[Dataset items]
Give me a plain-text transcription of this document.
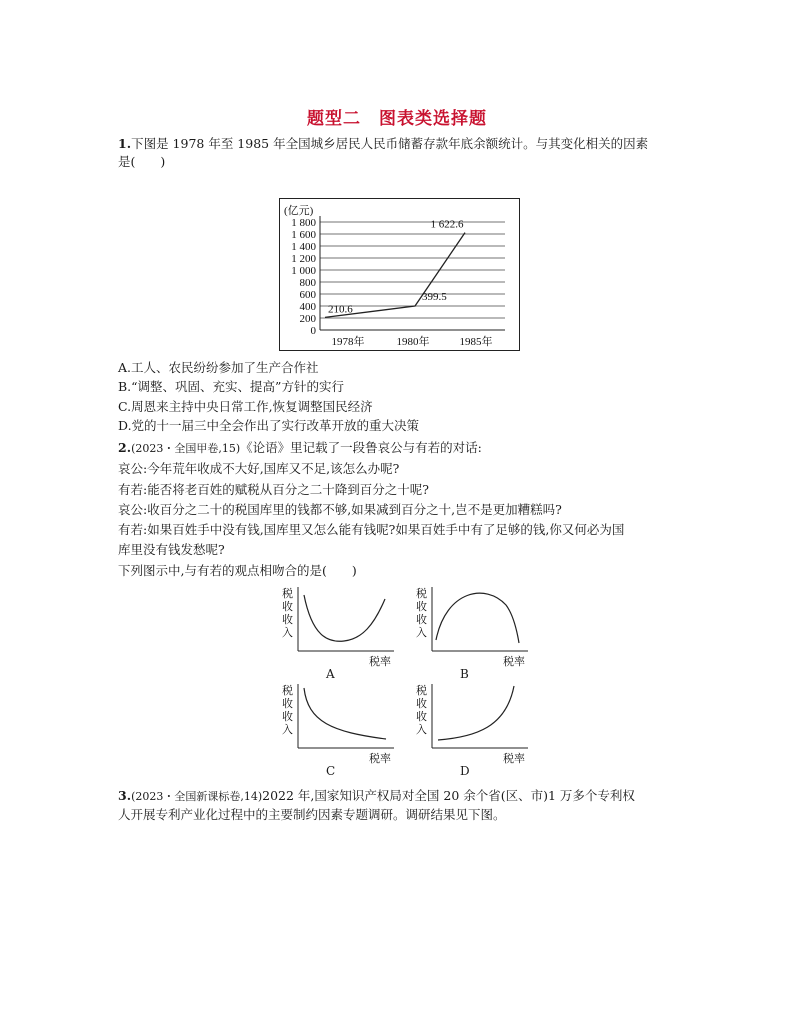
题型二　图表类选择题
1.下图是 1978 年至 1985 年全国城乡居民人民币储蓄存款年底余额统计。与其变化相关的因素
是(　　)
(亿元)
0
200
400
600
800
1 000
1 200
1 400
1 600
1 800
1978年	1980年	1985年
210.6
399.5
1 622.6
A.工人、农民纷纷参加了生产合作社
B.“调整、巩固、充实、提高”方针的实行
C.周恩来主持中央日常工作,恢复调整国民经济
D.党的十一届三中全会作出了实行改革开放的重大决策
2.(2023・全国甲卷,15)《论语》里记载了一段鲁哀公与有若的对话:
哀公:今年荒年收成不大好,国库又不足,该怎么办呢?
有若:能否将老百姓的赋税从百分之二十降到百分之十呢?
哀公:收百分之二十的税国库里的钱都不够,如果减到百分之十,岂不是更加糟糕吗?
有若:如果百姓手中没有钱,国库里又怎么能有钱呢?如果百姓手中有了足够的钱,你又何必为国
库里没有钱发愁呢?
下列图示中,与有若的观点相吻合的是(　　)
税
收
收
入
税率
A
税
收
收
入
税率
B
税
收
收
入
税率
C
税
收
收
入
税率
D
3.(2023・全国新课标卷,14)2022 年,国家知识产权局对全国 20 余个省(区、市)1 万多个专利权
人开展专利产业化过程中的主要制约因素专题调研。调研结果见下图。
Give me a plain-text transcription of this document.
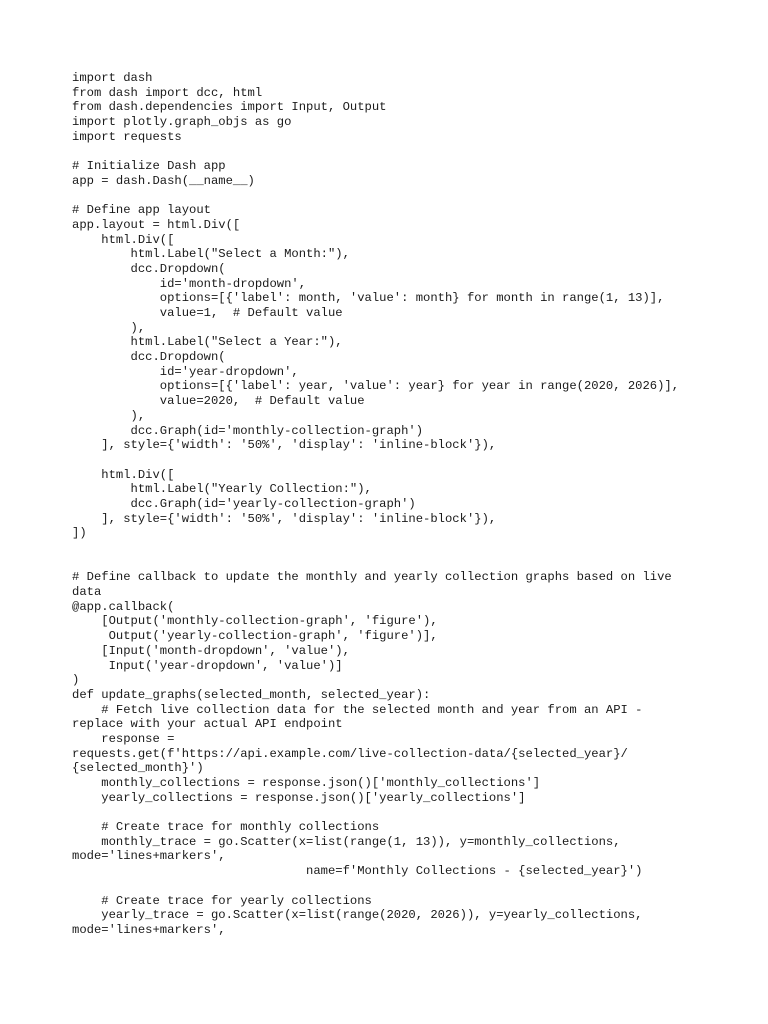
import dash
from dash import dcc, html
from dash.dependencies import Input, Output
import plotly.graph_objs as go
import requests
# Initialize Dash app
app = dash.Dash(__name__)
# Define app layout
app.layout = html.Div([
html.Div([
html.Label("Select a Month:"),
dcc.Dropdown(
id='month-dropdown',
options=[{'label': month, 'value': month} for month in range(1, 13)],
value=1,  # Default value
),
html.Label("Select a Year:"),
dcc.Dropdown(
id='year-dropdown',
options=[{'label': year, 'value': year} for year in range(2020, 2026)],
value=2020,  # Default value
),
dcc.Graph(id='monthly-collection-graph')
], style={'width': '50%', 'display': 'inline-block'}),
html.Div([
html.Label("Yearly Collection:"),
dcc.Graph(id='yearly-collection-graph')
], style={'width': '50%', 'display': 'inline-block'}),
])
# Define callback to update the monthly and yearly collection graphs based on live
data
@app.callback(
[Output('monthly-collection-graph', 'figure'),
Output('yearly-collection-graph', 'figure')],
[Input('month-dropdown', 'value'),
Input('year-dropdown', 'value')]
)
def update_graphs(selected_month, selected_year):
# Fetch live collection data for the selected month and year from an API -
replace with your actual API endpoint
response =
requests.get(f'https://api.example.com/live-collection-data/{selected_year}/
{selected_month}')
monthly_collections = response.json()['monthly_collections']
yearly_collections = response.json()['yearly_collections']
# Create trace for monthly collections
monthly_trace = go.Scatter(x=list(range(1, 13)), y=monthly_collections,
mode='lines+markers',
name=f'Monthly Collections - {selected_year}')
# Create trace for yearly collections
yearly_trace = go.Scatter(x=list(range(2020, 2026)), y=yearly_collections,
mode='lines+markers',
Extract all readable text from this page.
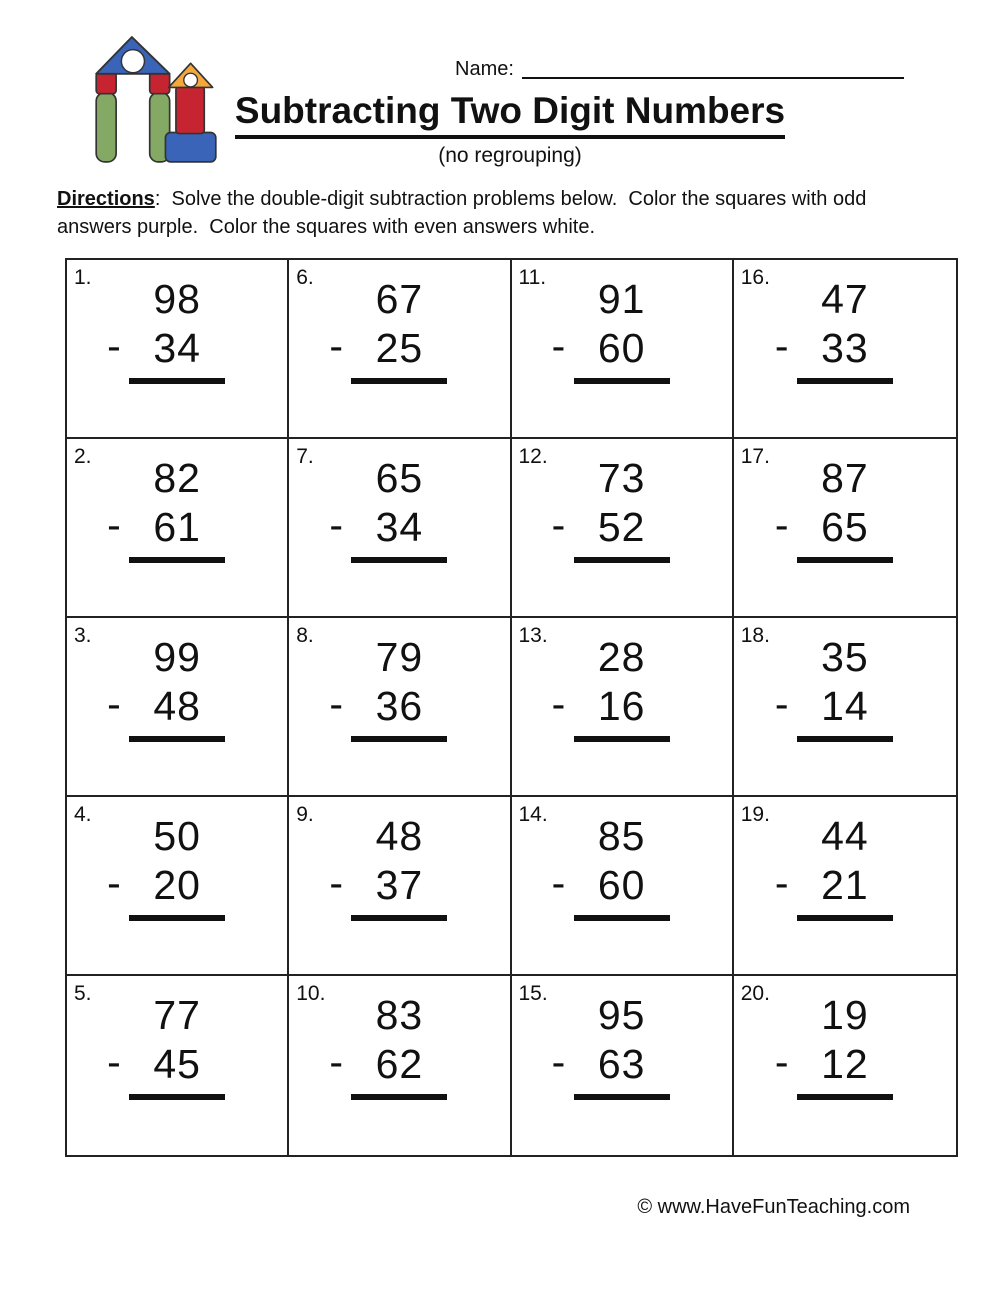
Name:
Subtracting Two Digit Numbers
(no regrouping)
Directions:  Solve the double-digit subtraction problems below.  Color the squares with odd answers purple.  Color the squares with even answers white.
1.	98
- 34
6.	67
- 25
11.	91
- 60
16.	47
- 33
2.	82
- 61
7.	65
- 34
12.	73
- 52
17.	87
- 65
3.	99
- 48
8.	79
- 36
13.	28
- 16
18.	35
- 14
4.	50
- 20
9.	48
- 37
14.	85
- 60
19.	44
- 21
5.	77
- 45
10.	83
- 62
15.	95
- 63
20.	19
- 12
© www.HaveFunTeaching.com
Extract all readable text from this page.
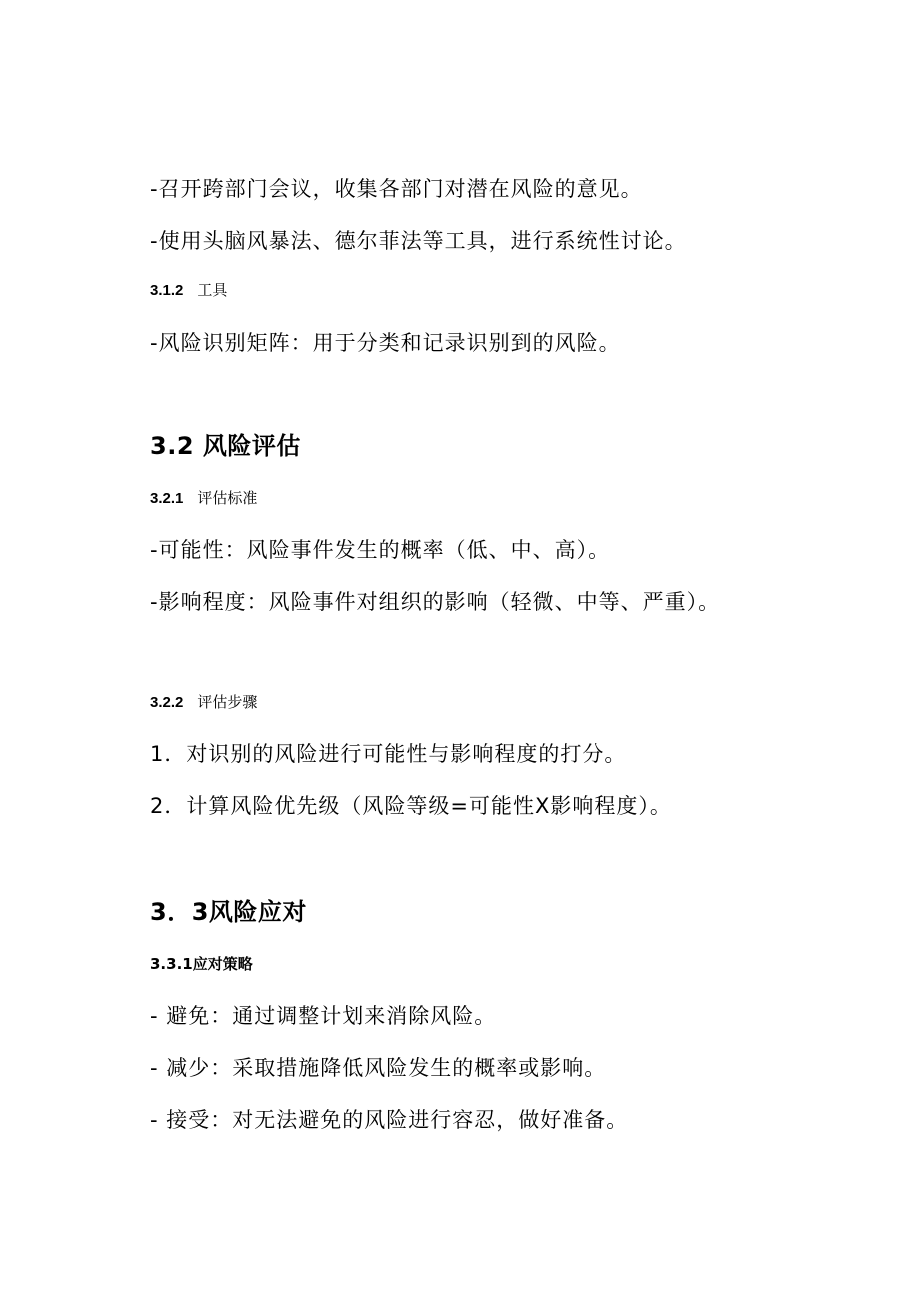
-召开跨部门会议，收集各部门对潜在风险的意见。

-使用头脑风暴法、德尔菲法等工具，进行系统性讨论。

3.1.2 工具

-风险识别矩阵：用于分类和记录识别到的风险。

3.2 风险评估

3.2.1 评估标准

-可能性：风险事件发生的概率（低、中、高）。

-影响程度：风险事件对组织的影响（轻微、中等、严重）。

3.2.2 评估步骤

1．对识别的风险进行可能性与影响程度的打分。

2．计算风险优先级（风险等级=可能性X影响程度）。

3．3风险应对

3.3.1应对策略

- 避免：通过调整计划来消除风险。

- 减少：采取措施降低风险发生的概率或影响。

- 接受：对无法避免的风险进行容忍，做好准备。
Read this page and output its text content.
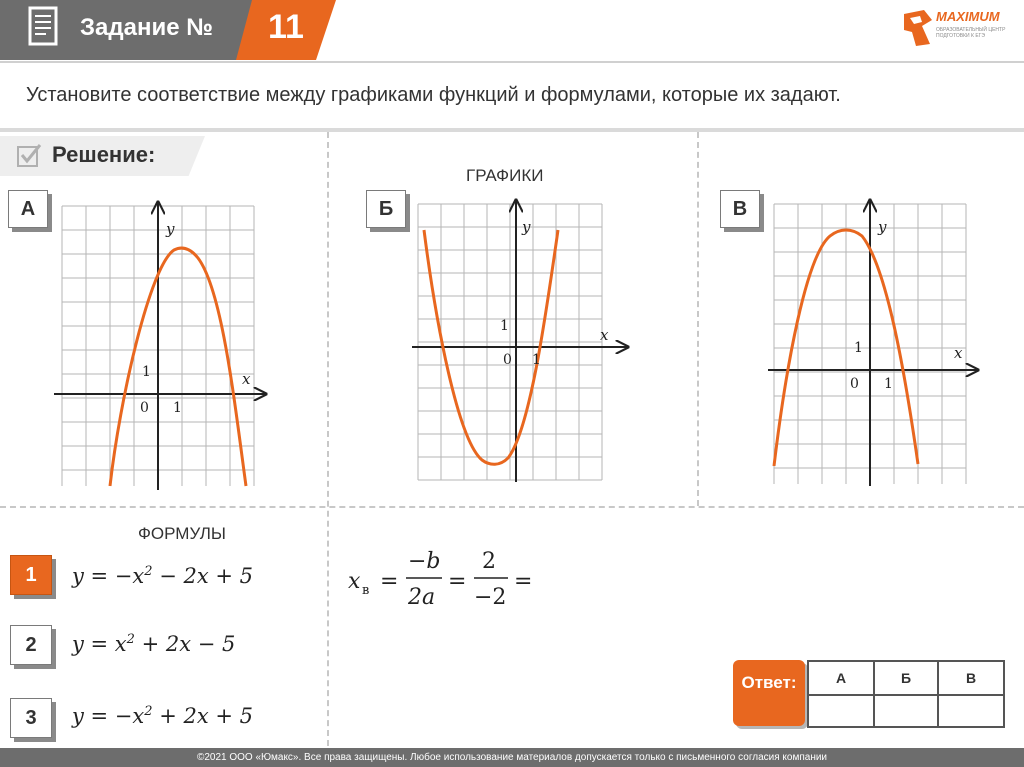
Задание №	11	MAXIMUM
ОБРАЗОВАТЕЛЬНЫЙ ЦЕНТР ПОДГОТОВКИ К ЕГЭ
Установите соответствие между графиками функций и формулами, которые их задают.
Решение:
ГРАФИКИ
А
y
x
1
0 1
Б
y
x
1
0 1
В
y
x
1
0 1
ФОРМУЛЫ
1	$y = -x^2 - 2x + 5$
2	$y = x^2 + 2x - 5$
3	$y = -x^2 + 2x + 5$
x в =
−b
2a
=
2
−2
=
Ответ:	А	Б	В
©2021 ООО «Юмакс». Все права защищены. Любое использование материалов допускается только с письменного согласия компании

Do this.
Copy every line that contains the string "callback".

Response below.
# Define callback to update the monthly and yearly collection graphs based on live
@app.callback(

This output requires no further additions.